WHAT YOU HAVE TO DO:
Scan the data below for the string "this". Copy every line where it appears.

[Dataset records]
########################################

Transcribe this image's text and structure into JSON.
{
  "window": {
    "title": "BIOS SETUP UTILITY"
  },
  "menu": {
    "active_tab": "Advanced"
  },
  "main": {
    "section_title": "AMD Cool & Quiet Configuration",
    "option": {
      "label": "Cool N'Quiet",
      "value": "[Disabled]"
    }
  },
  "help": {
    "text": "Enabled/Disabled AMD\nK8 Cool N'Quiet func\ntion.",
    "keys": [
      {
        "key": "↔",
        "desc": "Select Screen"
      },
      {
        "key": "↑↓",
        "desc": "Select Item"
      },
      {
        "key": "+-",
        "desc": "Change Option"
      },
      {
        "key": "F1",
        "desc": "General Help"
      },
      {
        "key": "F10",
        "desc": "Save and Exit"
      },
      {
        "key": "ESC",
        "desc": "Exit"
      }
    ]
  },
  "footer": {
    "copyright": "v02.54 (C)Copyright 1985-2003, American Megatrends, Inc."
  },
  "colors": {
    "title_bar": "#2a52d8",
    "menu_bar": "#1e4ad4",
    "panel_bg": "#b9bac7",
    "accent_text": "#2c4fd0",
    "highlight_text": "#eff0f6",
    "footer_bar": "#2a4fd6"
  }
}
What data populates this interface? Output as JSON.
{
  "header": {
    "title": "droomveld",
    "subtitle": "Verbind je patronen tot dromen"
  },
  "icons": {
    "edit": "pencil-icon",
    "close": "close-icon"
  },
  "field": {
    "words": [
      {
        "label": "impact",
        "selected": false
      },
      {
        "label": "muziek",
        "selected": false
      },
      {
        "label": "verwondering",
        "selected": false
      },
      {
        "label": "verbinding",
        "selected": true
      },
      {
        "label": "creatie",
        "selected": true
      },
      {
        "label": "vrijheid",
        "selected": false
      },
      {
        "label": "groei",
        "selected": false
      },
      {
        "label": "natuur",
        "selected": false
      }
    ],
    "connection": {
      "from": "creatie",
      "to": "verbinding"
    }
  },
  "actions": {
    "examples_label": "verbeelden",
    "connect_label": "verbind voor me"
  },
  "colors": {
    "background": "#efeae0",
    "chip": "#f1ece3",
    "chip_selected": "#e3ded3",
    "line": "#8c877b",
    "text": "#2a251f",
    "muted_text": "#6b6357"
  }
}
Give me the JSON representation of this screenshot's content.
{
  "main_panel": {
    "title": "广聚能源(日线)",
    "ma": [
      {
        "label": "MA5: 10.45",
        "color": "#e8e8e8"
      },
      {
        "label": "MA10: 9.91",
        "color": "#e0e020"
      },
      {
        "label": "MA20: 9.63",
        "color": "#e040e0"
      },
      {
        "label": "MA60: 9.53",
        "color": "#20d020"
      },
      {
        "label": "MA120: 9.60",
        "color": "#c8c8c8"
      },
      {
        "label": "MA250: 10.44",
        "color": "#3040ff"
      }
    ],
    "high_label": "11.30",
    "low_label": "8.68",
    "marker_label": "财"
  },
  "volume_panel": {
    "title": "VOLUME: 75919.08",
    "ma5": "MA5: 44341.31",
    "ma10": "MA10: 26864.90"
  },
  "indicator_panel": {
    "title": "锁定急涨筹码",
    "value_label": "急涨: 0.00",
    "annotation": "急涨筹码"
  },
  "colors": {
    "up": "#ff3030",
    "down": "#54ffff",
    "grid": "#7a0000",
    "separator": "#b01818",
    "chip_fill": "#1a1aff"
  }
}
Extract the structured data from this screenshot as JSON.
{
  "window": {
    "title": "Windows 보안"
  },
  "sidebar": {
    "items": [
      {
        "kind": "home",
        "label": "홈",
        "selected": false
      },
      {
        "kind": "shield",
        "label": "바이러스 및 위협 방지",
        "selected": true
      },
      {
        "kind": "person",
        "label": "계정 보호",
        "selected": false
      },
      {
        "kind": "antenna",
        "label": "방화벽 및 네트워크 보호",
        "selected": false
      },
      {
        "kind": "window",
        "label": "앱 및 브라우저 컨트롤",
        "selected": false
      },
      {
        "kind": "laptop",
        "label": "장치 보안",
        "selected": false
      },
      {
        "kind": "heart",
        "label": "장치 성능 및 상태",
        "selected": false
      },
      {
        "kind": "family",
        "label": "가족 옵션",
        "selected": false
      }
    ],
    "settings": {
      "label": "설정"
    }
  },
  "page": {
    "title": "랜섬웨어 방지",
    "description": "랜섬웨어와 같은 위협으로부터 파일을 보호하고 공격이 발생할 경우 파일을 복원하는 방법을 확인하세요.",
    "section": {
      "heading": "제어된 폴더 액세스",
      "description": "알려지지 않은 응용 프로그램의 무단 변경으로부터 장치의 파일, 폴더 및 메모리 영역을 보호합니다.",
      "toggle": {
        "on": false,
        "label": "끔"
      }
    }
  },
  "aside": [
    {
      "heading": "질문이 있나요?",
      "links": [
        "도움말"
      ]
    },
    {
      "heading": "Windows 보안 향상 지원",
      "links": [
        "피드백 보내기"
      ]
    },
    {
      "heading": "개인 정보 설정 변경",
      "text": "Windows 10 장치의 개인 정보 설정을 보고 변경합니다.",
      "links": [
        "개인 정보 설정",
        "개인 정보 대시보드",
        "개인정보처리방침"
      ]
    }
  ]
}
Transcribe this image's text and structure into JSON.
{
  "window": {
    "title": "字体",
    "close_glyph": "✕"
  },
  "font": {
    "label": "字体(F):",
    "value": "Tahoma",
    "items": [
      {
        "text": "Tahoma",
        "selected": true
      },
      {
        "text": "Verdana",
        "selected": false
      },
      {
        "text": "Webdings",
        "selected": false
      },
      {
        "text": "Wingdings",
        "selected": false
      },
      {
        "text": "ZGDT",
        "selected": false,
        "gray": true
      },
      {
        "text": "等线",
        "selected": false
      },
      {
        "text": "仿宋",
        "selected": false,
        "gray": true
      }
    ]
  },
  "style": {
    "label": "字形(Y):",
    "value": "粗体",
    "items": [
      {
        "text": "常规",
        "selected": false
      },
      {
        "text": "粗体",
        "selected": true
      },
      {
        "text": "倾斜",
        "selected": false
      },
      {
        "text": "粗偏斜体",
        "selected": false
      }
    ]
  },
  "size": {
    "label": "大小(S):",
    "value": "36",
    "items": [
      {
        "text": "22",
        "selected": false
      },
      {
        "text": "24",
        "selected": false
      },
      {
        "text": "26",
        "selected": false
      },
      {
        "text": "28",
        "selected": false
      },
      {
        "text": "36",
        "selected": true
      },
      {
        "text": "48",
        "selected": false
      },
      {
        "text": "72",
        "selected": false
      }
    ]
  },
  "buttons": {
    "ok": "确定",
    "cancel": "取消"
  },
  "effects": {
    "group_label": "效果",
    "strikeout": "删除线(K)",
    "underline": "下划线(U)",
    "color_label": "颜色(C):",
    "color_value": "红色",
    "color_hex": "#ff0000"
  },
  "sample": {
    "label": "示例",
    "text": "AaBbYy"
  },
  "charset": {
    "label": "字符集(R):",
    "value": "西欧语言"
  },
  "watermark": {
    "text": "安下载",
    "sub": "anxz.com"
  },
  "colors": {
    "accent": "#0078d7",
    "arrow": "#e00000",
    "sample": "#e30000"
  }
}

########################################

FULL SOLUTION:
Transcribe this image's text and structure into JSON.
What data populates this interface? Output as JSON.
Give me the JSON representation of this screenshot's content.
Extract the structured data from this screenshot as JSON.
Transcribe this image's text and structure into JSON.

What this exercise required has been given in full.